Exactly reproduce the line containing "Serialize everything readable" and all later lines to the end of the entries, leaving the pictures out of your copy.

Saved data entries
↓↓↓

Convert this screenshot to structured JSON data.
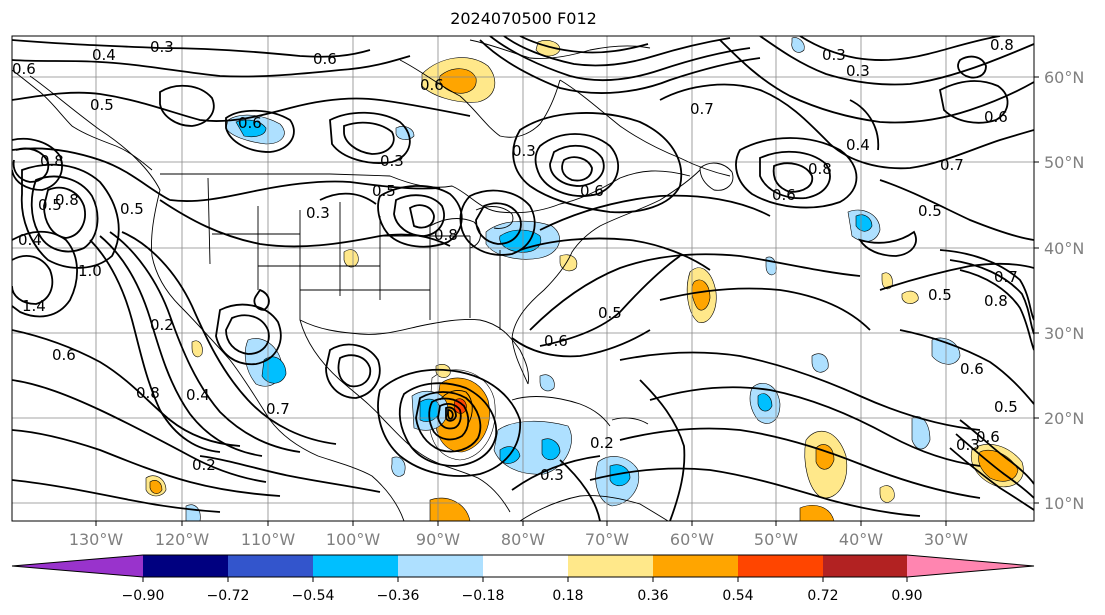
{
  "title": "2024070500 F012",
  "lon_labels": [
    "130°W",
    "120°W",
    "110°W",
    "100°W",
    "90°W",
    "80°W",
    "70°W",
    "60°W",
    "50°W",
    "40°W",
    "30°W"
  ],
  "lat_labels": [
    "60°N",
    "50°N",
    "40°N",
    "30°N",
    "20°N",
    "10°N"
  ],
  "colorbar": {
    "colors": [
      "#9933cc",
      "#000080",
      "#3355cc",
      "#00bfff",
      "#aee0ff",
      "#ffffff",
      "#ffe88a",
      "#ffa500",
      "#ff4500",
      "#b22222",
      "#ff85b0"
    ],
    "tick_labels": [
      "−0.90",
      "−0.72",
      "−0.54",
      "−0.36",
      "−0.18",
      "0.18",
      "0.36",
      "0.54",
      "0.72",
      "0.90"
    ]
  },
  "contour_labels": [
    "0.3",
    "0.6",
    "0.4",
    "0.5",
    "0.6",
    "0.3",
    "0.8",
    "0.5",
    "0.8",
    "0.4",
    "0.5",
    "1.0",
    "1.4",
    "0.2",
    "0.6",
    "0.8",
    "0.4",
    "0.2",
    "0.3",
    "0.5",
    "0.3",
    "0.6",
    "0.5",
    "0.6",
    "0.6",
    "0.7",
    "0.4",
    "0.8",
    "0.6",
    "0.3",
    "0.8",
    "0.6",
    "0.7",
    "0.5",
    "0.8",
    "0.5",
    "0.6",
    "0.7",
    "0.6",
    "0.5",
    "0.3",
    "0.3",
    "0.2",
    "0.6",
    "0.7",
    "0.8",
    "0.3"
  ]
}
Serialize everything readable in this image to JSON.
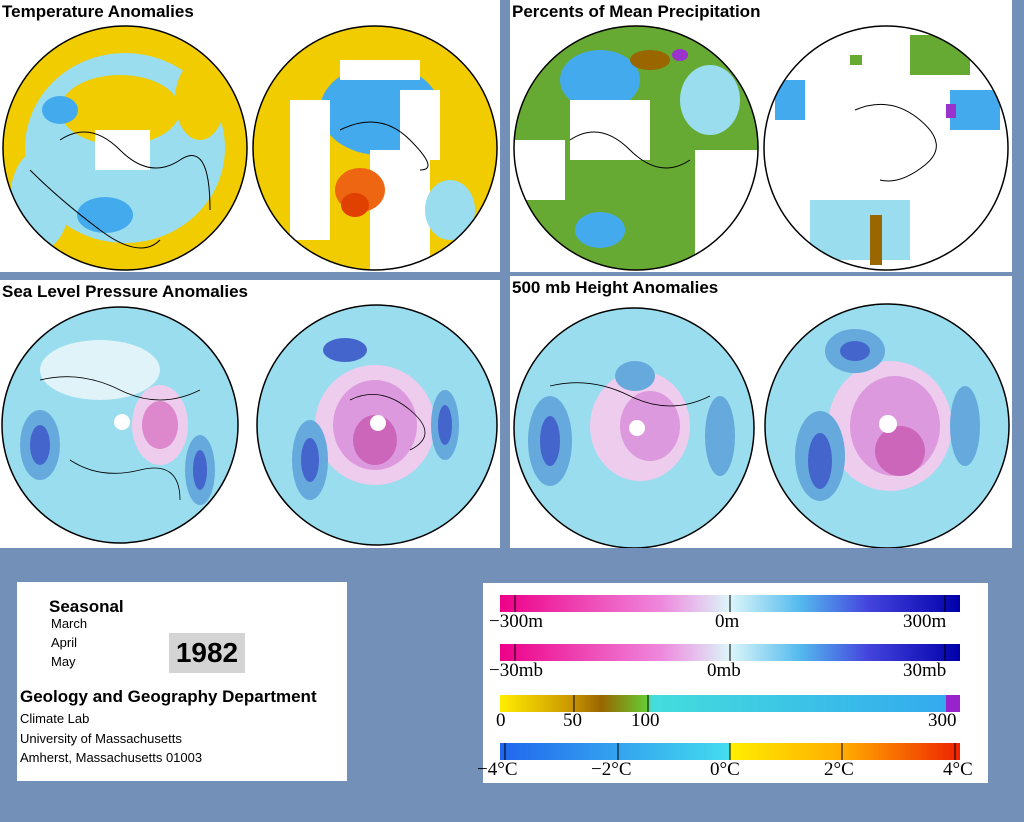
{
  "panels": {
    "temperature": "Temperature Anomalies",
    "precipitation": "Percents of Mean Precipitation",
    "slp": "Sea Level Pressure Anomalies",
    "height": "500 mb Height Anomalies"
  },
  "info": {
    "season": "Seasonal",
    "months": [
      "March",
      "April",
      "May"
    ],
    "year": "1982",
    "department": "Geology and Geography Department",
    "lab": "Climate Lab",
    "university": "University of Massachusetts",
    "address": "Amherst, Massachusetts 01003"
  },
  "legend": {
    "height": {
      "left": "−300m",
      "mid": "0m",
      "right": "300m"
    },
    "pressure": {
      "left": "−30mb",
      "mid": "0mb",
      "right": "30mb"
    },
    "precip": {
      "t0": "0",
      "t50": "50",
      "t100": "100",
      "t300": "300"
    },
    "temp": {
      "t1": "−4°C",
      "t2": "−2°C",
      "t3": "0°C",
      "t4": "2°C",
      "t5": "4°C"
    }
  },
  "colors": {
    "background": "#7390b8",
    "cyan": "#99ddee",
    "blue": "#44aaee",
    "yellow": "#f0cc00",
    "orange": "#ee6611",
    "green": "#66aa33",
    "magenta": "#dd3399",
    "darkblue": "#3344cc"
  }
}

↑↑↑

__Task result__:
Serialize everything readable in this image to JSON.
{
  "panels": {
    "temperature": "Temperature Anomalies",
    "precipitation": "Percents of Mean Precipitation",
    "slp": "Sea Level Pressure Anomalies",
    "height": "500 mb Height Anomalies"
  },
  "info": {
    "season": "Seasonal",
    "months": [
      "March",
      "April",
      "May"
    ],
    "year": "1982",
    "department": "Geology and Geography Department",
    "lab": "Climate Lab",
    "university": "University of Massachusetts",
    "address": "Amherst, Massachusetts 01003"
  },
  "legend": {
    "height": {
      "left": "−300m",
      "mid": "0m",
      "right": "300m"
    },
    "pressure": {
      "left": "−30mb",
      "mid": "0mb",
      "right": "30mb"
    },
    "precip": {
      "t0": "0",
      "t50": "50",
      "t100": "100",
      "t300": "300"
    },
    "temp": {
      "t1": "−4°C",
      "t2": "−2°C",
      "t3": "0°C",
      "t4": "2°C",
      "t5": "4°C"
    }
  },
  "colors": {
    "background": "#7390b8",
    "cyan": "#99ddee",
    "blue": "#44aaee",
    "yellow": "#f0cc00",
    "orange": "#ee6611",
    "green": "#66aa33",
    "magenta": "#dd3399",
    "darkblue": "#3344cc"
  }
}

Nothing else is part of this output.